Dataset records =

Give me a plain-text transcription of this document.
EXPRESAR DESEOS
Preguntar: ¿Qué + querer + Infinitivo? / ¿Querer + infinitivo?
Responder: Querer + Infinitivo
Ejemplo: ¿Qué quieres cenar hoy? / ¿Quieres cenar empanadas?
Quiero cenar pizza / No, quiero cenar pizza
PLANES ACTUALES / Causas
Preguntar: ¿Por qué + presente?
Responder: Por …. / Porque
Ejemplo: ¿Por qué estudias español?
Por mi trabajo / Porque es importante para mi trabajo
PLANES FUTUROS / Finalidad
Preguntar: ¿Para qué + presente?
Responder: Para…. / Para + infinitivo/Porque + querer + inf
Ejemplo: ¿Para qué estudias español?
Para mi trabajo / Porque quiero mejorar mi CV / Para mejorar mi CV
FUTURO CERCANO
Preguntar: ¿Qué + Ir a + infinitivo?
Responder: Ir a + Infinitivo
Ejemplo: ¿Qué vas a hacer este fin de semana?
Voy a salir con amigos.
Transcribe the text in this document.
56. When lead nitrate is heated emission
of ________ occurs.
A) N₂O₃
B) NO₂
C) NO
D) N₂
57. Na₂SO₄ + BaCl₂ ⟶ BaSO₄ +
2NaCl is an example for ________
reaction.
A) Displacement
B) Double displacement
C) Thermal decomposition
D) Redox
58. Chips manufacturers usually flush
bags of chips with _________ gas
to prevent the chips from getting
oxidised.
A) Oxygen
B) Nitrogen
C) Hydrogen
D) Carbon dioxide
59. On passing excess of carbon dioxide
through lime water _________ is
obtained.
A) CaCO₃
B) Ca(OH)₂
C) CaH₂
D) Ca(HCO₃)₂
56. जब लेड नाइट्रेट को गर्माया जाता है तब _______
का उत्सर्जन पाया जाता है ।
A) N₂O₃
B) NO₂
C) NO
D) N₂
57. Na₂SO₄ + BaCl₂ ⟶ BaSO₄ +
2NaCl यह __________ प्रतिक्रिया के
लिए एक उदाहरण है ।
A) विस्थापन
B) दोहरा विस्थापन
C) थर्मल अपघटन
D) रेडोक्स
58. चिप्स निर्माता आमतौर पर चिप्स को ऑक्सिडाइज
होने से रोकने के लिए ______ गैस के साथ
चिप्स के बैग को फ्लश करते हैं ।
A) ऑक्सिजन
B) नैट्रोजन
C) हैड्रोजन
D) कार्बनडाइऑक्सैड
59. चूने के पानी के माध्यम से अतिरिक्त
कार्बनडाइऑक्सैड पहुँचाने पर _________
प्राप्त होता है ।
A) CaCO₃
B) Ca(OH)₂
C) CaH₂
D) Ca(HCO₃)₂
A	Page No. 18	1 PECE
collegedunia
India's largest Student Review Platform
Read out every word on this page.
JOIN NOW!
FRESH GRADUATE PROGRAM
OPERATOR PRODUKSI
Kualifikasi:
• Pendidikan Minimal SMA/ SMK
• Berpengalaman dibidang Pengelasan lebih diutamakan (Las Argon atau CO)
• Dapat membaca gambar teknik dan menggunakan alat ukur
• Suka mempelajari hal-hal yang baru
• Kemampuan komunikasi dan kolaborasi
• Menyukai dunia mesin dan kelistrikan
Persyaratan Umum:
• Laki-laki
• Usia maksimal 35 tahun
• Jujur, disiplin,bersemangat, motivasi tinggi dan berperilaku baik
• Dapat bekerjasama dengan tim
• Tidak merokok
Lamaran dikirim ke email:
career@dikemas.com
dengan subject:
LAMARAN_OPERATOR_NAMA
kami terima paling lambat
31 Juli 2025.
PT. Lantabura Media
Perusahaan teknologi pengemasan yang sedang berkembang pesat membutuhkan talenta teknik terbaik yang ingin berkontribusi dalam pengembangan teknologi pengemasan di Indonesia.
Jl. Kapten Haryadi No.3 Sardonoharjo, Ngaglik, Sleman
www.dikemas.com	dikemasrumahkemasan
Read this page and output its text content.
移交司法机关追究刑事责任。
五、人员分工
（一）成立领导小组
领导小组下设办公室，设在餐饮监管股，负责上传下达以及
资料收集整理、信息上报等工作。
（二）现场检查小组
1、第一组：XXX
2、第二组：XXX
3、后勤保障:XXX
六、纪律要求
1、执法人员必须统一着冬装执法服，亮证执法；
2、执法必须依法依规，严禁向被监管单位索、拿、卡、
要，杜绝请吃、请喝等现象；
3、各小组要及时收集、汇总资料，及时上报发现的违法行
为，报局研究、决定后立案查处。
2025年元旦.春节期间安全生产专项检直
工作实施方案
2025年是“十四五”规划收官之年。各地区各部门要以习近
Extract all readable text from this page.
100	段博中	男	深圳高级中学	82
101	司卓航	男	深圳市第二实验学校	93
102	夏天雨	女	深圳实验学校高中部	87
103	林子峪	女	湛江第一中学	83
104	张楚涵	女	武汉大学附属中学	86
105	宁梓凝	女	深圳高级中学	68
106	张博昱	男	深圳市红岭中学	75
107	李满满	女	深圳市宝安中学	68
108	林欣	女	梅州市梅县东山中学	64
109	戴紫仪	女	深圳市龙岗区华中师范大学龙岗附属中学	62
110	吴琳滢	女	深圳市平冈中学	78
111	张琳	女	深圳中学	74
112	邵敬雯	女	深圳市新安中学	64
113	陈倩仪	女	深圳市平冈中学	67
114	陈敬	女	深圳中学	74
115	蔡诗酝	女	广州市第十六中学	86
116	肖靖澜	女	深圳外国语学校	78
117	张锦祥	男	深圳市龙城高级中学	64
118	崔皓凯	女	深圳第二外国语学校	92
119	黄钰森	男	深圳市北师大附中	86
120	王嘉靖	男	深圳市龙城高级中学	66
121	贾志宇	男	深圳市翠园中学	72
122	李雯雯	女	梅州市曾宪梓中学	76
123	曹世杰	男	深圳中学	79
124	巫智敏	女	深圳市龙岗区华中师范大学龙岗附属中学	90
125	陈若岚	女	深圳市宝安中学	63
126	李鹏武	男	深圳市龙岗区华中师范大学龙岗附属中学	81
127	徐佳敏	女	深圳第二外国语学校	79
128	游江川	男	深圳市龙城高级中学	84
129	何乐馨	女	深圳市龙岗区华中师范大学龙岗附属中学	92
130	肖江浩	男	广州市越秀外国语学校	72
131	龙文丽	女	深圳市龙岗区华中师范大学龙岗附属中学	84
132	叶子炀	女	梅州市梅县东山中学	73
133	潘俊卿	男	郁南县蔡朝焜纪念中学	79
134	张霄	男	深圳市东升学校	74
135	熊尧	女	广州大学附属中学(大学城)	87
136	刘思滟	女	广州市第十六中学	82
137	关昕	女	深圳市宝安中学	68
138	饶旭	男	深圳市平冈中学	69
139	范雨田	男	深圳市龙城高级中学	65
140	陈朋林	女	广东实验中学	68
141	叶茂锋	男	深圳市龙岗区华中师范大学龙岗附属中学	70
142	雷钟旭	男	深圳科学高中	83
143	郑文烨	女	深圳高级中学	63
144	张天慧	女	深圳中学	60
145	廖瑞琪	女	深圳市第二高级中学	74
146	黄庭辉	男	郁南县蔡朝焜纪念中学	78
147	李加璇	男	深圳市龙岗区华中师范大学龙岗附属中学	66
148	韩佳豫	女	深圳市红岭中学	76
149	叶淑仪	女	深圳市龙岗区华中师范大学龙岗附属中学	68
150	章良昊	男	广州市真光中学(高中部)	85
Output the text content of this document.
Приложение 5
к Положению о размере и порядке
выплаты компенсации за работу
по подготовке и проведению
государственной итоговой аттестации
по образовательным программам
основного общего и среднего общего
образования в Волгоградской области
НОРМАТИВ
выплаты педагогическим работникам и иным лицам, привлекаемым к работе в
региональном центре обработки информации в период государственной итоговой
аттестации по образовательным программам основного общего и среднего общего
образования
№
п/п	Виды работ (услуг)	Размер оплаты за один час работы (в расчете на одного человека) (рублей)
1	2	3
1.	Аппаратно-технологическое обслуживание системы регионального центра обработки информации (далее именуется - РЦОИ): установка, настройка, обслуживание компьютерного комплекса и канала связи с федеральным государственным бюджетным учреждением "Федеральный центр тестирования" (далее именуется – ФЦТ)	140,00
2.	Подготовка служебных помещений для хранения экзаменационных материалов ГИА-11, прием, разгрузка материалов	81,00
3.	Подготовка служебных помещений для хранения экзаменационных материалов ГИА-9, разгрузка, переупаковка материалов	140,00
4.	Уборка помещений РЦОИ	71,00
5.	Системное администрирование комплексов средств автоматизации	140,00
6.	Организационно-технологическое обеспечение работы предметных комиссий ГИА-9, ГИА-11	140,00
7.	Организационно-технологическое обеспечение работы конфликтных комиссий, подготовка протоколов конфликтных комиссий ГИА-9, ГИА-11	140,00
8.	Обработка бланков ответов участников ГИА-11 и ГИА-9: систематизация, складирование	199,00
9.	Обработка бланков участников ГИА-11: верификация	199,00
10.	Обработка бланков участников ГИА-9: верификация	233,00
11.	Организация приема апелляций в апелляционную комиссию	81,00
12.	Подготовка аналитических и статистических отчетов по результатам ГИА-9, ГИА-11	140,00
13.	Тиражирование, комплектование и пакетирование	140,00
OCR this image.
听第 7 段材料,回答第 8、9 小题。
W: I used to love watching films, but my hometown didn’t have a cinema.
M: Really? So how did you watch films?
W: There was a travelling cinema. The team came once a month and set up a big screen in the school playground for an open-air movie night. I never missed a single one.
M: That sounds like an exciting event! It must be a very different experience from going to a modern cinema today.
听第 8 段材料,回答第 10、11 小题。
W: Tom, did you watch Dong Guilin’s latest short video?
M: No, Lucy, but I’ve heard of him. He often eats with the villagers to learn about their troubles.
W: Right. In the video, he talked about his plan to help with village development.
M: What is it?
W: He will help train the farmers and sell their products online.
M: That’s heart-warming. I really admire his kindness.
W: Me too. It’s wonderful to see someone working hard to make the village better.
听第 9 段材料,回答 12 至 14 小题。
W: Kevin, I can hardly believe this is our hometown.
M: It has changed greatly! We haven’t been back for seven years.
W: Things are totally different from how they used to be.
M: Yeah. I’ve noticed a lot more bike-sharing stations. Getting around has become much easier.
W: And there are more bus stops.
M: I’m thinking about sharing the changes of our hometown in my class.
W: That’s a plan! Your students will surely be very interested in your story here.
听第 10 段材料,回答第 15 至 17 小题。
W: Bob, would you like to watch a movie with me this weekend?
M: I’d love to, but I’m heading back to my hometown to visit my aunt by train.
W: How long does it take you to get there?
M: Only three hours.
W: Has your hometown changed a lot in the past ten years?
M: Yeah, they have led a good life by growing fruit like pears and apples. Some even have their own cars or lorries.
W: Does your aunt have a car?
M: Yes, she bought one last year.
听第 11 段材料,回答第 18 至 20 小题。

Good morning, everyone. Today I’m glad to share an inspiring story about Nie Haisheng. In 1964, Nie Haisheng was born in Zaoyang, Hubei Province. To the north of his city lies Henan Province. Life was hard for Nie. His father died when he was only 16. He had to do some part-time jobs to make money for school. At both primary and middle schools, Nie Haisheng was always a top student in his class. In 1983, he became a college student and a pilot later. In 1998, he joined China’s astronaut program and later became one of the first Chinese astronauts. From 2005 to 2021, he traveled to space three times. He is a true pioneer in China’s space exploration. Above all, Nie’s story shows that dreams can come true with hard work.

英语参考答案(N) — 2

To do =
Looking at the records above, report how many lines contain the word "Обработка". Answer with the number only.

Task response =
3